[Extracted records]
════
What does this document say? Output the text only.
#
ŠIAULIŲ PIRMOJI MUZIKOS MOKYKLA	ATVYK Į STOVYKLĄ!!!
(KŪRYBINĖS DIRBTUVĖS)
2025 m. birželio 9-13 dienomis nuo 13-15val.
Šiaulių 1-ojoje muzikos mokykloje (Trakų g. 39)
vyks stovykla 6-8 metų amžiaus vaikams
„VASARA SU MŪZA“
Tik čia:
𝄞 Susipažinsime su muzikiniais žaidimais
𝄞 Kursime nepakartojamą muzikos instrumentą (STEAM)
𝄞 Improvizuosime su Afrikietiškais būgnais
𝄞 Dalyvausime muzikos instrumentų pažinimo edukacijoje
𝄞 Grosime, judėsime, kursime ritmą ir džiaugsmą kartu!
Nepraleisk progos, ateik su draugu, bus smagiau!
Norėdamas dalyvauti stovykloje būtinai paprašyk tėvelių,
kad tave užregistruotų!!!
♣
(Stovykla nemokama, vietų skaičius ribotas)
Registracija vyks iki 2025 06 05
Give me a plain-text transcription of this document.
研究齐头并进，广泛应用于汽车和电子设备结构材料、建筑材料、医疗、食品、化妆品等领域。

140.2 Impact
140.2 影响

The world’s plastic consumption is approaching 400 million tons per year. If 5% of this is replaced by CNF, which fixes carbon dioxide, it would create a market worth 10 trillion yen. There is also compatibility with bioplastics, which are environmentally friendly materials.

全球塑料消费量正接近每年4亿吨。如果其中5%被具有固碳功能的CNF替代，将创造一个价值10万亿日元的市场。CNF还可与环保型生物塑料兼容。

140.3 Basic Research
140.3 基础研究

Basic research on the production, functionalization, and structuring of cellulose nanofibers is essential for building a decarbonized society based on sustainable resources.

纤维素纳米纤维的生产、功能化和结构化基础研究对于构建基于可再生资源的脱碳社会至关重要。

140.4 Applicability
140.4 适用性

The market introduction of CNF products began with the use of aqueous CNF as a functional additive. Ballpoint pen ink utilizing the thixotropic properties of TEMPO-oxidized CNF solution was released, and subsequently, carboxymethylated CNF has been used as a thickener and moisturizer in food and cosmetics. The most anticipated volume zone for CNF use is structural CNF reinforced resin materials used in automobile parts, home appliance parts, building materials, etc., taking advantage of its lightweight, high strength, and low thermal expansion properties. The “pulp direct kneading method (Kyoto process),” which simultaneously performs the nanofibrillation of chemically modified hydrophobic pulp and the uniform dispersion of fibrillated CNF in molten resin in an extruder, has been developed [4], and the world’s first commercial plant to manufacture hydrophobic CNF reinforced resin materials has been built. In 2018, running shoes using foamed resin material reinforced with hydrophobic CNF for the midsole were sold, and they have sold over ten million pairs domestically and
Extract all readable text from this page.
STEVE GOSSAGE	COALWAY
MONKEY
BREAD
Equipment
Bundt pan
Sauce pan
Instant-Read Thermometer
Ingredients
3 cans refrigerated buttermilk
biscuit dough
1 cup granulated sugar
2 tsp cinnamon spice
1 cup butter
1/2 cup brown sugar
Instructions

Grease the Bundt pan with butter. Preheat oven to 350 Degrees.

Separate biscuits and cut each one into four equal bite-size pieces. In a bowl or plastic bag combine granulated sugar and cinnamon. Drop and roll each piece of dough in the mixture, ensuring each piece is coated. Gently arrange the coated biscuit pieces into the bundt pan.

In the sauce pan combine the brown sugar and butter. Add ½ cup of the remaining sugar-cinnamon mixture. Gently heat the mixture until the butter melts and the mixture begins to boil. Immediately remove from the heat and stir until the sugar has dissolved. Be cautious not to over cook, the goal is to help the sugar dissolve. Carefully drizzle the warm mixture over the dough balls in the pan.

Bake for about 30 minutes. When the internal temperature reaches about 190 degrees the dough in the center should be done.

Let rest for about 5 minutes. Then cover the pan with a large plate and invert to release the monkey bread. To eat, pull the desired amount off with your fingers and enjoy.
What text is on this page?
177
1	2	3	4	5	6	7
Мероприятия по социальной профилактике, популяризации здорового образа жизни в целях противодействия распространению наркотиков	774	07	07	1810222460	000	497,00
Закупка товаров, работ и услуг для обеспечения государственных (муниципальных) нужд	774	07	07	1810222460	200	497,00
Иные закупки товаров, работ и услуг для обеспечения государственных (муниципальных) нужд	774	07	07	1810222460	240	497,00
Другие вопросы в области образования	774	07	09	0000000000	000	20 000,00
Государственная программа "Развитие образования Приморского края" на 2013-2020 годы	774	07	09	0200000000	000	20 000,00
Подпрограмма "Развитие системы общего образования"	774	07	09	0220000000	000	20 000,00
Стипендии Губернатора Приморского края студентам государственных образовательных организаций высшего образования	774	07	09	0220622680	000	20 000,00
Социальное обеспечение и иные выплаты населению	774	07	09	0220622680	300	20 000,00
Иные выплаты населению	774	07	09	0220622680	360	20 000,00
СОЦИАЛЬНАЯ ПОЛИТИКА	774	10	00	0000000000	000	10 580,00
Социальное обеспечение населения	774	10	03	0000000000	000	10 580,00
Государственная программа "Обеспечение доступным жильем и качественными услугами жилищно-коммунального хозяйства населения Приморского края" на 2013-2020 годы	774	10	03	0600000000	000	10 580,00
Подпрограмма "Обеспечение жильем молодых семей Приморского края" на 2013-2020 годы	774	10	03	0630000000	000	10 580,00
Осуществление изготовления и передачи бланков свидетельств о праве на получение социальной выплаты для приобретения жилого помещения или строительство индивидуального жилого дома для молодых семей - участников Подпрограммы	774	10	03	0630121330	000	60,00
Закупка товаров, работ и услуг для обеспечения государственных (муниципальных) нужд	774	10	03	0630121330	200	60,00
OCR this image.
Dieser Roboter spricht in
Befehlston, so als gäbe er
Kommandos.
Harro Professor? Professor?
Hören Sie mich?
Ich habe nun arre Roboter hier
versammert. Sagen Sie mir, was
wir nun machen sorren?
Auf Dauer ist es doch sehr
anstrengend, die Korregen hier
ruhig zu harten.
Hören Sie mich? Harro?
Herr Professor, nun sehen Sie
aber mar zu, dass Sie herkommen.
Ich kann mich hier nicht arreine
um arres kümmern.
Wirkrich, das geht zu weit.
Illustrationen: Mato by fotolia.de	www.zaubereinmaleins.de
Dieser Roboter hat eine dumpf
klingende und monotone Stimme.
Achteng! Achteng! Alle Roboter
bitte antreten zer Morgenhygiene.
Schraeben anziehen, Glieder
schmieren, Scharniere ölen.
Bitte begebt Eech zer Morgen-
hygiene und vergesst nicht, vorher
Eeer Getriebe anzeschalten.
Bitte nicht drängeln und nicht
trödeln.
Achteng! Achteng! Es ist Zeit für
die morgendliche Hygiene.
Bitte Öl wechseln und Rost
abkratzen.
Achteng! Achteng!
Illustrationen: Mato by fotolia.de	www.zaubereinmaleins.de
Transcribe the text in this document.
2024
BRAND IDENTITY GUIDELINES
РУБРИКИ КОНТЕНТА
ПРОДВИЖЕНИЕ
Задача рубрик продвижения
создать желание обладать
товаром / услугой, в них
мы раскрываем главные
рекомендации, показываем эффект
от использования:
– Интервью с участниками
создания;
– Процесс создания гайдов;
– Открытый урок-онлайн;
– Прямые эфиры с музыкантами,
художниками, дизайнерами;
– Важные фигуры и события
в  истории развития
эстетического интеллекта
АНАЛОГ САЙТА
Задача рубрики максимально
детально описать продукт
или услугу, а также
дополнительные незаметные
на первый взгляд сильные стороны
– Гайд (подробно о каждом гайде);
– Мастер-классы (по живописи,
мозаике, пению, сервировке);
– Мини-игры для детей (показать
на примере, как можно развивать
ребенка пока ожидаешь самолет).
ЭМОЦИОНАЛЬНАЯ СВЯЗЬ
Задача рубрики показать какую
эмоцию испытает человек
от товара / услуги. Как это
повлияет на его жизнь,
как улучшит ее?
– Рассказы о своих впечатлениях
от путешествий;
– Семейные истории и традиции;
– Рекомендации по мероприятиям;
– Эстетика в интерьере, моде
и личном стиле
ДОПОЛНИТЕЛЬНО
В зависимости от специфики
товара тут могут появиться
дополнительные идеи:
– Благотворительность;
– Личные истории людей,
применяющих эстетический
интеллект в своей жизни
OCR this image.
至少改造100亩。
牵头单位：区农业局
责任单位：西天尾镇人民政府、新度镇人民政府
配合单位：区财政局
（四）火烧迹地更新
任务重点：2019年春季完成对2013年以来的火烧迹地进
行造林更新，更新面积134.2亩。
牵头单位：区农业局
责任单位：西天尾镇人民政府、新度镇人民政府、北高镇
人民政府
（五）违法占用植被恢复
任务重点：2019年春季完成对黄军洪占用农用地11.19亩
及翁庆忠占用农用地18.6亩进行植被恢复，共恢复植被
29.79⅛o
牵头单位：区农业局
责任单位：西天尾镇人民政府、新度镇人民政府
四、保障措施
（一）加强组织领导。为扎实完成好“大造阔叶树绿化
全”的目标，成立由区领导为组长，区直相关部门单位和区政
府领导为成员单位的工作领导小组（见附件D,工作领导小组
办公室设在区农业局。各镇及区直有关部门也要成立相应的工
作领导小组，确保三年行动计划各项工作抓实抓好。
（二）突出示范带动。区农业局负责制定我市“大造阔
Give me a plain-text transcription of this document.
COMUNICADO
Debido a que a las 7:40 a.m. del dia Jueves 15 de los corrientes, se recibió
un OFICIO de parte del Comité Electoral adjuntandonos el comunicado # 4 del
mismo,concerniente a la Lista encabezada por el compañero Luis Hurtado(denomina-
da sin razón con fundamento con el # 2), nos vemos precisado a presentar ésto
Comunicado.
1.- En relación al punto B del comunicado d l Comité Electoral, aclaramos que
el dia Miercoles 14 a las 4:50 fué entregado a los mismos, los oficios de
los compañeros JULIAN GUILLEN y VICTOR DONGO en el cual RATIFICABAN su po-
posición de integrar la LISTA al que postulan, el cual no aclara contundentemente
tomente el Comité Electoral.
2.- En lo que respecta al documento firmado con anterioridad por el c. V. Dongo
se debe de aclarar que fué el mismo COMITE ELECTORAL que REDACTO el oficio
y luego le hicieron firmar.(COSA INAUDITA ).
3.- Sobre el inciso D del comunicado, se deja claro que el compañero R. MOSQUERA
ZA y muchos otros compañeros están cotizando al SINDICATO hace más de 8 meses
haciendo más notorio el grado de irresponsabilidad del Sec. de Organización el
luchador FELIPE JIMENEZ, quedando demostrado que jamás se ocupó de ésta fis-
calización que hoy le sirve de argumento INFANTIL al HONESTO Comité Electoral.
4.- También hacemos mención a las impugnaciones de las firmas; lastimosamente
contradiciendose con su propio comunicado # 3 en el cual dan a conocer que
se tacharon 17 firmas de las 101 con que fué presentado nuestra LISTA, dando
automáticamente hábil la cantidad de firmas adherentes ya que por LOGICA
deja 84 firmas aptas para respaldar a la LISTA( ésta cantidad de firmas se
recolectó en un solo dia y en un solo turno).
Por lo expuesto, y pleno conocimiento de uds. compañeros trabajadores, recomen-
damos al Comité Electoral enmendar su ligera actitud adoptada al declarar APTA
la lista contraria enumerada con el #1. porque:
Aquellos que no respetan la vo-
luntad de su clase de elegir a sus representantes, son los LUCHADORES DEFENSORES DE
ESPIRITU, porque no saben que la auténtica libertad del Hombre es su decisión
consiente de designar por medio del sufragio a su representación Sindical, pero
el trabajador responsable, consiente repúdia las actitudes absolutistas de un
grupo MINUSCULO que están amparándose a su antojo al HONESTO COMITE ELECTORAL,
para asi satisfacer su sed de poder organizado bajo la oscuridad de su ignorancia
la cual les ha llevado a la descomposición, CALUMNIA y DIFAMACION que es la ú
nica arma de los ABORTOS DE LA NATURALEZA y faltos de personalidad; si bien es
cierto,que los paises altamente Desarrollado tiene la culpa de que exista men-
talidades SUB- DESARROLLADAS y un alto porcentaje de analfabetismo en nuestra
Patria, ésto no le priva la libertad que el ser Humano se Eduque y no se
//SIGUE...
════
**GIVEN INSTRUCTION**:
Return every line above that contains the word "Achteng".

**RESPONSE TO THIS EXERCISE**:
Achteng! Achteng! Alle Roboter
Achteng! Achteng! Es ist Zeit für
Achteng! Achteng!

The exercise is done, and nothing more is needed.